ITEMS
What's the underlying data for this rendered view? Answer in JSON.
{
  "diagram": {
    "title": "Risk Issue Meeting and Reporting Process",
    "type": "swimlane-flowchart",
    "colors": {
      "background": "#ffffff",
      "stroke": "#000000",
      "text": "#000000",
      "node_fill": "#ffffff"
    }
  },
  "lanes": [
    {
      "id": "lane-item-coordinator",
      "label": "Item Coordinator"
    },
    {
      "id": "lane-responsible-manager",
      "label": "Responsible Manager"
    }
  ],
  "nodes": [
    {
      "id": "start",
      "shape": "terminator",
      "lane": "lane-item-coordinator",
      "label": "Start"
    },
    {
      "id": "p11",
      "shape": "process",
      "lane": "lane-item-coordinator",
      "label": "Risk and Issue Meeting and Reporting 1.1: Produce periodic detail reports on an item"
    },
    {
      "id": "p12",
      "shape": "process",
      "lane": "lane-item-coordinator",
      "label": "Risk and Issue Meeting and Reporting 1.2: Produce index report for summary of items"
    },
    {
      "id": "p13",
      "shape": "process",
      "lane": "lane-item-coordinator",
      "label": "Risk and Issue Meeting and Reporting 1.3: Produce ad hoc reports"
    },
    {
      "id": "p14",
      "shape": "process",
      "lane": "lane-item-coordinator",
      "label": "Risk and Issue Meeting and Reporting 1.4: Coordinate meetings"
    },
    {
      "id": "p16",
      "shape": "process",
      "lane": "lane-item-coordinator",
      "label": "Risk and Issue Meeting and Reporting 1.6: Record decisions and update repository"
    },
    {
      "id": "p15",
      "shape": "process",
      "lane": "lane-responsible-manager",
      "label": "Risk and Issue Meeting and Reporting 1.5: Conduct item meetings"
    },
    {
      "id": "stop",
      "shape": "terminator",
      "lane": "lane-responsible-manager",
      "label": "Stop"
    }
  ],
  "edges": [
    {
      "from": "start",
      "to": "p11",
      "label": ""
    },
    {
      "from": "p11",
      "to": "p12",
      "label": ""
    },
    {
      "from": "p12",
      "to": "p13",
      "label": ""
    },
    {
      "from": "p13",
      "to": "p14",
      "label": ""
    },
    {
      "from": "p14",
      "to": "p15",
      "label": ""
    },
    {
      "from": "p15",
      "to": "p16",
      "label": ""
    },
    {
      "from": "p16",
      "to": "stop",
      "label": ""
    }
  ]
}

WHAT IS NEEDED
Copy all the lines, exactly.

SOLUTION TO THIS PROBLEM
What's the underlying data for this rendered view? Answer in JSON.
{
  "diagram": {
    "title": "Risk Issue Meeting and Reporting Process",
    "type": "swimlane-flowchart",
    "colors": {
      "background": "#ffffff",
      "stroke": "#000000",
      "text": "#000000",
      "node_fill": "#ffffff"
    }
  },
  "lanes": [
    {
      "id": "lane-item-coordinator",
      "label": "Item Coordinator"
    },
    {
      "id": "lane-responsible-manager",
      "label": "Responsible Manager"
    }
  ],
  "nodes": [
    {
      "id": "start",
      "shape": "terminator",
      "lane": "lane-item-coordinator",
      "label": "Start"
    },
    {
      "id": "p11",
      "shape": "process",
      "lane": "lane-item-coordinator",
      "label": "Risk and Issue Meeting and Reporting 1.1: Produce periodic detail reports on an item"
    },
    {
      "id": "p12",
      "shape": "process",
      "lane": "lane-item-coordinator",
      "label": "Risk and Issue Meeting and Reporting 1.2: Produce index report for summary of items"
    },
    {
      "id": "p13",
      "shape": "process",
      "lane": "lane-item-coordinator",
      "label": "Risk and Issue Meeting and Reporting 1.3: Produce ad hoc reports"
    },
    {
      "id": "p14",
      "shape": "process",
      "lane": "lane-item-coordinator",
      "label": "Risk and Issue Meeting and Reporting 1.4: Coordinate meetings"
    },
    {
      "id": "p16",
      "shape": "process",
      "lane": "lane-item-coordinator",
      "label": "Risk and Issue Meeting and Reporting 1.6: Record decisions and update repository"
    },
    {
      "id": "p15",
      "shape": "process",
      "lane": "lane-responsible-manager",
      "label": "Risk and Issue Meeting and Reporting 1.5: Conduct item meetings"
    },
    {
      "id": "stop",
      "shape": "terminator",
      "lane": "lane-responsible-manager",
      "label": "Stop"
    }
  ],
  "edges": [
    {
      "from": "start",
      "to": "p11",
      "label": ""
    },
    {
      "from": "p11",
      "to": "p12",
      "label": ""
    },
    {
      "from": "p12",
      "to": "p13",
      "label": ""
    },
    {
      "from": "p13",
      "to": "p14",
      "label": ""
    },
    {
      "from": "p14",
      "to": "p15",
      "label": ""
    },
    {
      "from": "p15",
      "to": "p16",
      "label": ""
    },
    {
      "from": "p16",
      "to": "stop",
      "label": ""
    }
  ]
}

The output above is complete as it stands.